**CHALLENGE:** Every line below should be copied exactly; drop the pictures.

## START SUPPLIED MATERIAL

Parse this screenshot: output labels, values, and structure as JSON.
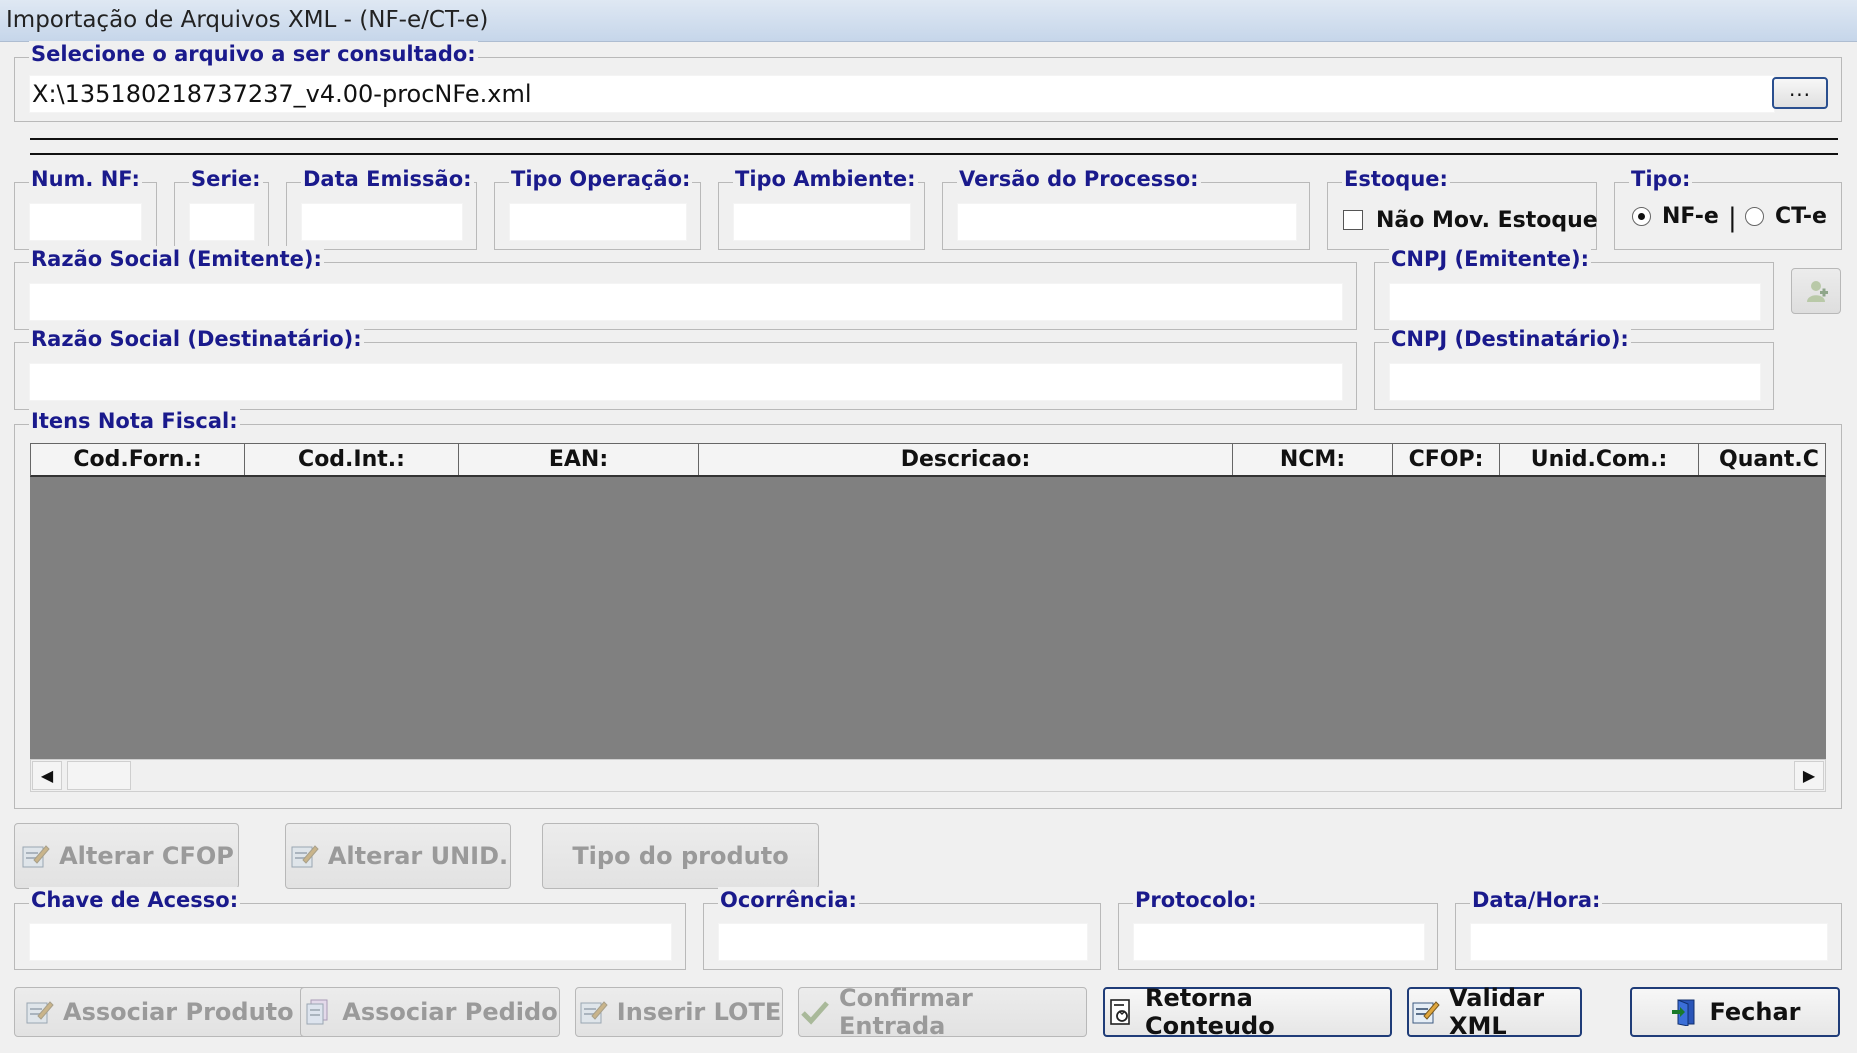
{
  "window": {
    "title": "Importação de Arquivos XML - (NF-e/CT-e)"
  },
  "file_select": {
    "label": "Selecione o arquivo a ser consultado:",
    "value": "X:\\135180218737237_v4.00-procNFe.xml",
    "browse_label": "..."
  },
  "header_fields": {
    "num_nf": {
      "label": "Num. NF:",
      "value": ""
    },
    "serie": {
      "label": "Serie:",
      "value": ""
    },
    "data_emissao": {
      "label": "Data Emissão:",
      "value": ""
    },
    "tipo_operacao": {
      "label": "Tipo Operação:",
      "value": ""
    },
    "tipo_ambiente": {
      "label": "Tipo Ambiente:",
      "value": ""
    },
    "versao_processo": {
      "label": "Versão do Processo:",
      "value": ""
    },
    "estoque": {
      "label": "Estoque:",
      "checkbox_label": "Não Mov. Estoque",
      "checked": false
    },
    "tipo": {
      "label": "Tipo:",
      "options": [
        "NF-e",
        "CT-e"
      ],
      "selected": "NF-e",
      "separator": "|"
    }
  },
  "emitente": {
    "razao_label": "Razão Social (Emitente):",
    "razao_value": "",
    "cnpj_label": "CNPJ (Emitente):",
    "cnpj_value": ""
  },
  "destinatario": {
    "razao_label": "Razão Social (Destinatário):",
    "razao_value": "",
    "cnpj_label": "CNPJ (Destinatário):",
    "cnpj_value": ""
  },
  "items": {
    "label": "Itens Nota Fiscal:",
    "columns": [
      "Cod.Forn.:",
      "Cod.Int.:",
      "EAN:",
      "Descricao:",
      "NCM:",
      "CFOP:",
      "Unid.Com.:",
      "Quant.C"
    ],
    "rows": []
  },
  "mid_buttons": {
    "alterar_cfop": "Alterar CFOP",
    "alterar_unid": "Alterar UNID.",
    "tipo_produto": "Tipo do produto"
  },
  "footer_fields": {
    "chave": {
      "label": "Chave de Acesso:",
      "value": ""
    },
    "ocorrencia": {
      "label": "Ocorrência:",
      "value": ""
    },
    "protocolo": {
      "label": "Protocolo:",
      "value": ""
    },
    "data_hora": {
      "label": "Data/Hora:",
      "value": ""
    }
  },
  "bottom_buttons": {
    "associar_produto": "Associar Produto",
    "associar_pedido": "Associar Pedido",
    "inserir_lote": "Inserir LOTE",
    "confirmar_entrada": "Confirmar Entrada",
    "retorna_conteudo": "Retorna Conteudo",
    "validar_xml": "Validar XML",
    "fechar": "Fechar"
  },
  "colors": {
    "label_blue": "#1a1a8c",
    "grid_bg": "#808080",
    "active_border": "#1f3c78"
  }
}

## END SUPPLIED MATERIAL

**OUTPUT:**
Parse this screenshot: output labels, values, and structure as JSON.
{
  "window": {
    "title": "Importação de Arquivos XML - (NF-e/CT-e)"
  },
  "file_select": {
    "label": "Selecione o arquivo a ser consultado:",
    "value": "X:\\135180218737237_v4.00-procNFe.xml",
    "browse_label": "..."
  },
  "header_fields": {
    "num_nf": {
      "label": "Num. NF:",
      "value": ""
    },
    "serie": {
      "label": "Serie:",
      "value": ""
    },
    "data_emissao": {
      "label": "Data Emissão:",
      "value": ""
    },
    "tipo_operacao": {
      "label": "Tipo Operação:",
      "value": ""
    },
    "tipo_ambiente": {
      "label": "Tipo Ambiente:",
      "value": ""
    },
    "versao_processo": {
      "label": "Versão do Processo:",
      "value": ""
    },
    "estoque": {
      "label": "Estoque:",
      "checkbox_label": "Não Mov. Estoque",
      "checked": false
    },
    "tipo": {
      "label": "Tipo:",
      "options": [
        "NF-e",
        "CT-e"
      ],
      "selected": "NF-e",
      "separator": "|"
    }
  },
  "emitente": {
    "razao_label": "Razão Social (Emitente):",
    "razao_value": "",
    "cnpj_label": "CNPJ (Emitente):",
    "cnpj_value": ""
  },
  "destinatario": {
    "razao_label": "Razão Social (Destinatário):",
    "razao_value": "",
    "cnpj_label": "CNPJ (Destinatário):",
    "cnpj_value": ""
  },
  "items": {
    "label": "Itens Nota Fiscal:",
    "columns": [
      "Cod.Forn.:",
      "Cod.Int.:",
      "EAN:",
      "Descricao:",
      "NCM:",
      "CFOP:",
      "Unid.Com.:",
      "Quant.C"
    ],
    "rows": []
  },
  "mid_buttons": {
    "alterar_cfop": "Alterar CFOP",
    "alterar_unid": "Alterar UNID.",
    "tipo_produto": "Tipo do produto"
  },
  "footer_fields": {
    "chave": {
      "label": "Chave de Acesso:",
      "value": ""
    },
    "ocorrencia": {
      "label": "Ocorrência:",
      "value": ""
    },
    "protocolo": {
      "label": "Protocolo:",
      "value": ""
    },
    "data_hora": {
      "label": "Data/Hora:",
      "value": ""
    }
  },
  "bottom_buttons": {
    "associar_produto": "Associar Produto",
    "associar_pedido": "Associar Pedido",
    "inserir_lote": "Inserir LOTE",
    "confirmar_entrada": "Confirmar Entrada",
    "retorna_conteudo": "Retorna Conteudo",
    "validar_xml": "Validar XML",
    "fechar": "Fechar"
  },
  "colors": {
    "label_blue": "#1a1a8c",
    "grid_bg": "#808080",
    "active_border": "#1f3c78"
  }
}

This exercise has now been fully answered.